• Task details
Please reproduce the rows from the start through the line containing "text-q2-1: （II）将上述调查所得到的频率视为概率．: [590, 78, 920, 99]", swapping "合计" for "总计" and keeping everything else identical.

════════════════

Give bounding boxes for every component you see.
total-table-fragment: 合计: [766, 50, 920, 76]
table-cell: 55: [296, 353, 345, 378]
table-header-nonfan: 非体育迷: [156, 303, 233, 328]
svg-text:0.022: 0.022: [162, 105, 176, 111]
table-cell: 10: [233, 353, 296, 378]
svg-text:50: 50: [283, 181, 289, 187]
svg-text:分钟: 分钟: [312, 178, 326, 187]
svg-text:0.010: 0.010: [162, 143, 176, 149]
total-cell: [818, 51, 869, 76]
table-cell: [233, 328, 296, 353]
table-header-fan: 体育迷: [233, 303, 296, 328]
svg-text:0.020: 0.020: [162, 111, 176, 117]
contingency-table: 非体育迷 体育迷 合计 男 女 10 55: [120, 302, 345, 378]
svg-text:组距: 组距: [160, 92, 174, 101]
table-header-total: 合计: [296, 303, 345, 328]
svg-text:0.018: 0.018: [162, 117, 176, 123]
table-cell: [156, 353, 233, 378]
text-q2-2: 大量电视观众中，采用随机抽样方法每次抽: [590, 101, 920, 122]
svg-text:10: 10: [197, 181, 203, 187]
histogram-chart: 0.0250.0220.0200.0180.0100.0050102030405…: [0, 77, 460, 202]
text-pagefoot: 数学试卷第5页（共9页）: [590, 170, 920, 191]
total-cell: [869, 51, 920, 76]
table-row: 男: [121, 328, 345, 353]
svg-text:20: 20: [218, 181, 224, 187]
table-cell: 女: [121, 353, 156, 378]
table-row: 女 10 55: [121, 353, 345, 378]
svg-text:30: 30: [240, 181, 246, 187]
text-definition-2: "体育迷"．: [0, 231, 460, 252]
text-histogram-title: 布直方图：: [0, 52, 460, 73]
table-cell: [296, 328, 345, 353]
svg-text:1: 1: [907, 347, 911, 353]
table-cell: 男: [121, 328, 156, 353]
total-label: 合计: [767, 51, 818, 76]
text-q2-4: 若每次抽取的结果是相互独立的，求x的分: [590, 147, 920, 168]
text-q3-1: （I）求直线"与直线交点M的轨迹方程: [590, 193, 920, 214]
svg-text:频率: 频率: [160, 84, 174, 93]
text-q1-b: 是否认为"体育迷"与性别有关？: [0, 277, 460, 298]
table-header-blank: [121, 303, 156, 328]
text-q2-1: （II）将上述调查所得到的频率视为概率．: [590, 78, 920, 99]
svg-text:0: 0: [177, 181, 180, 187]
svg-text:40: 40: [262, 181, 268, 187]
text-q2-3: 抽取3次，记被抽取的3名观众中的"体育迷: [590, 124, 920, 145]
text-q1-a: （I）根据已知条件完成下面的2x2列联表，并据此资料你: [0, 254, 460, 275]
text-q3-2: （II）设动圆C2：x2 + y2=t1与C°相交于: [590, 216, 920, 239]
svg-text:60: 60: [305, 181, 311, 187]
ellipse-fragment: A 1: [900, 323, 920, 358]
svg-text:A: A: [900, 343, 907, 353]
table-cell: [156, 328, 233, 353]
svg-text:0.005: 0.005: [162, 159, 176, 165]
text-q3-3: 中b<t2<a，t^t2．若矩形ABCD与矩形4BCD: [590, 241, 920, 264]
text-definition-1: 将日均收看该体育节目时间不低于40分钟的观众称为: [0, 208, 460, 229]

════════════════

• Expected answer
Give bounding boxes for every component you see.
total-table-fragment: 总计: [766, 50, 920, 76]
table-cell: 55: [296, 353, 345, 378]
table-header-nonfan: 非体育迷: [156, 303, 233, 328]
svg-text:0.022: 0.022: [162, 105, 176, 111]
table-cell: 10: [233, 353, 296, 378]
svg-text:50: 50: [283, 181, 289, 187]
svg-text:分钟: 分钟: [312, 178, 326, 187]
svg-text:0.010: 0.010: [162, 143, 176, 149]
total-cell: [818, 51, 869, 76]
table-cell: [233, 328, 296, 353]
table-header-fan: 体育迷: [233, 303, 296, 328]
svg-text:0.020: 0.020: [162, 111, 176, 117]
contingency-table: 非体育迷 体育迷 总计 男 女 10 55: [120, 302, 345, 378]
svg-text:组距: 组距: [160, 92, 174, 101]
table-header-total: 总计: [296, 303, 345, 328]
svg-text:0.018: 0.018: [162, 117, 176, 123]
table-cell: [156, 353, 233, 378]
text-q2-2: 大量电视观众中，采用随机抽样方法每次抽: [590, 101, 920, 122]
svg-text:10: 10: [197, 181, 203, 187]
histogram-chart: 0.0250.0220.0200.0180.0100.0050102030405…: [0, 77, 460, 202]
text-pagefoot: 数学试卷第5页（共9页）: [590, 170, 920, 191]
total-cell: [869, 51, 920, 76]
table-row: 男: [121, 328, 345, 353]
svg-text:20: 20: [218, 181, 224, 187]
table-cell: 女: [121, 353, 156, 378]
table-row: 女 10 55: [121, 353, 345, 378]
svg-text:30: 30: [240, 181, 246, 187]
text-definition-2: "体育迷"．: [0, 231, 460, 252]
text-histogram-title: 布直方图：: [0, 52, 460, 73]
table-cell: [296, 328, 345, 353]
svg-text:1: 1: [907, 347, 911, 353]
table-cell: 男: [121, 328, 156, 353]
total-label: 总计: [767, 51, 818, 76]
text-q2-4: 若每次抽取的结果是相互独立的，求x的分: [590, 147, 920, 168]
text-q3-1: （I）求直线"与直线交点M的轨迹方程: [590, 193, 920, 214]
svg-text:频率: 频率: [160, 84, 174, 93]
text-q1-b: 是否认为"体育迷"与性别有关？: [0, 277, 460, 298]
table-header-blank: [121, 303, 156, 328]
text-q2-1: （II）将上述调查所得到的频率视为概率．: [590, 78, 920, 99]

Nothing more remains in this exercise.